**Task to carry out**
Could you restate, word for word, the line that has "Transcribe the text in this document." and all lines following it through the end of the entries below?

::: Listed records

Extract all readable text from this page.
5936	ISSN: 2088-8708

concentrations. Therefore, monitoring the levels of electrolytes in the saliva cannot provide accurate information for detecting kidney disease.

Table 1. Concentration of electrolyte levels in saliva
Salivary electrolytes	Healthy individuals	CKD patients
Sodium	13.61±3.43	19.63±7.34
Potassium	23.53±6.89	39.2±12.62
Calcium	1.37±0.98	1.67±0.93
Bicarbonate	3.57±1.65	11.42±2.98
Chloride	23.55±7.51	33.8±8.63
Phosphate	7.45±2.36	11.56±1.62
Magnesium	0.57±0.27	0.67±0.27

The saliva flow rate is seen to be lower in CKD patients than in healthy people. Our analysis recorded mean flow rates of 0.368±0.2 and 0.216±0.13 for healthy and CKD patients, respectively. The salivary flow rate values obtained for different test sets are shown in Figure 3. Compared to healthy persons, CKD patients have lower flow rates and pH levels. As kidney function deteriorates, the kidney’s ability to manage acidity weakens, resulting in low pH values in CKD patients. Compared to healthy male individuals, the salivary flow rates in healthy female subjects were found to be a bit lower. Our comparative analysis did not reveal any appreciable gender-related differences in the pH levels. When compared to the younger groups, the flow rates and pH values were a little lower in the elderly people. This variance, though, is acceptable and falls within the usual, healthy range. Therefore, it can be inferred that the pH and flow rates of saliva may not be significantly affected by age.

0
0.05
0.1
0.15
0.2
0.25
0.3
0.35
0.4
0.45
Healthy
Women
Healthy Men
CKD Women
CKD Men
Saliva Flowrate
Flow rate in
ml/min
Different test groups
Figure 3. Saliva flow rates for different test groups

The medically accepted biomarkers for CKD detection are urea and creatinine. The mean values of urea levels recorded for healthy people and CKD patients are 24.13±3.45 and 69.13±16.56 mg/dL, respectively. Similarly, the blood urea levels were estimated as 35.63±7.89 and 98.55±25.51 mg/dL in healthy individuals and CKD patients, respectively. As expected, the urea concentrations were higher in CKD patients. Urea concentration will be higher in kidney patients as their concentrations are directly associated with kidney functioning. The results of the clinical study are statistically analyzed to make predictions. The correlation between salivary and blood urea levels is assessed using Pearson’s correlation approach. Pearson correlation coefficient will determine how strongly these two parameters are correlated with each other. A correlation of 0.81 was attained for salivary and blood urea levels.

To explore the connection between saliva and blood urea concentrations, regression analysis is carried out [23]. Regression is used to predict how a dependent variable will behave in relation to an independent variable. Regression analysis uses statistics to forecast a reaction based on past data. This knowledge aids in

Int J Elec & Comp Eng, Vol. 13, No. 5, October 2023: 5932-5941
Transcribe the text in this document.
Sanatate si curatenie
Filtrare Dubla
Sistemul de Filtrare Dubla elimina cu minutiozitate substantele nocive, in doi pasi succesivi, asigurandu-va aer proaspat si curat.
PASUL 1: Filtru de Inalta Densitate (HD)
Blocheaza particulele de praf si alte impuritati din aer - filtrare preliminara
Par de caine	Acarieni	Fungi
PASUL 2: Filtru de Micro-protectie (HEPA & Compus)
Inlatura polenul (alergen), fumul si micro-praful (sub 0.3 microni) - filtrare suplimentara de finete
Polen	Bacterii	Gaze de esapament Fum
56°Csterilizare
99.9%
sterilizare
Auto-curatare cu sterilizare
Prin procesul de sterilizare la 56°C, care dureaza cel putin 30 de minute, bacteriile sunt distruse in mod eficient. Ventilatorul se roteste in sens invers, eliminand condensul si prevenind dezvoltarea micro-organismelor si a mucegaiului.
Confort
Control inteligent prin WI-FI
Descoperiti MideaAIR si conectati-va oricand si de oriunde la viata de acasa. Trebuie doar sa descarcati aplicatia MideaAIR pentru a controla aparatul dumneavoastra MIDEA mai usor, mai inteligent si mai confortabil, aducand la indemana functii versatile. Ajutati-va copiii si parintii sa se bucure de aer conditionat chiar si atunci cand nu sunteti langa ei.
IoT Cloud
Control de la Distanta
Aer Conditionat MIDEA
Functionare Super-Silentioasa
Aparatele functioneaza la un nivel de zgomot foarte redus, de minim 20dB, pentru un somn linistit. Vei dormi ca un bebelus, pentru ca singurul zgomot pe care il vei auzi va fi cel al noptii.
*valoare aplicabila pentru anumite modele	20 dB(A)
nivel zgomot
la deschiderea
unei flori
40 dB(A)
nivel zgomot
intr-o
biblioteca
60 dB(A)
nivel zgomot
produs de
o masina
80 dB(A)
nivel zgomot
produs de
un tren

::::::

**Written solution**
Transcribe the text in this document.
Sanatate si curatenie
Filtrare Dubla
Sistemul de Filtrare Dubla elimina cu minutiozitate substantele nocive, in doi pasi succesivi, asigurandu-va aer proaspat si curat.
PASUL 1: Filtru de Inalta Densitate (HD)
Blocheaza particulele de praf si alte impuritati din aer - filtrare preliminara
Par de caine	Acarieni	Fungi
PASUL 2: Filtru de Micro-protectie (HEPA & Compus)
Inlatura polenul (alergen), fumul si micro-praful (sub 0.3 microni) - filtrare suplimentara de finete
Polen	Bacterii	Gaze de esapament Fum
56°Csterilizare
99.9%
sterilizare
Auto-curatare cu sterilizare
Prin procesul de sterilizare la 56°C, care dureaza cel putin 30 de minute, bacteriile sunt distruse in mod eficient. Ventilatorul se roteste in sens invers, eliminand condensul si prevenind dezvoltarea micro-organismelor si a mucegaiului.
Confort
Control inteligent prin WI-FI
Descoperiti MideaAIR si conectati-va oricand si de oriunde la viata de acasa. Trebuie doar sa descarcati aplicatia MideaAIR pentru a controla aparatul dumneavoastra MIDEA mai usor, mai inteligent si mai confortabil, aducand la indemana functii versatile. Ajutati-va copiii si parintii sa se bucure de aer conditionat chiar si atunci cand nu sunteti langa ei.
IoT Cloud
Control de la Distanta
Aer Conditionat MIDEA
Functionare Super-Silentioasa
Aparatele functioneaza la un nivel de zgomot foarte redus, de minim 20dB, pentru un somn linistit. Vei dormi ca un bebelus, pentru ca singurul zgomot pe care il vei auzi va fi cel al noptii.
*valoare aplicabila pentru anumite modele	20 dB(A)
nivel zgomot
la deschiderea
unei flori
40 dB(A)
nivel zgomot
intr-o
biblioteca
60 dB(A)
nivel zgomot
produs de
o masina
80 dB(A)
nivel zgomot
produs de
un tren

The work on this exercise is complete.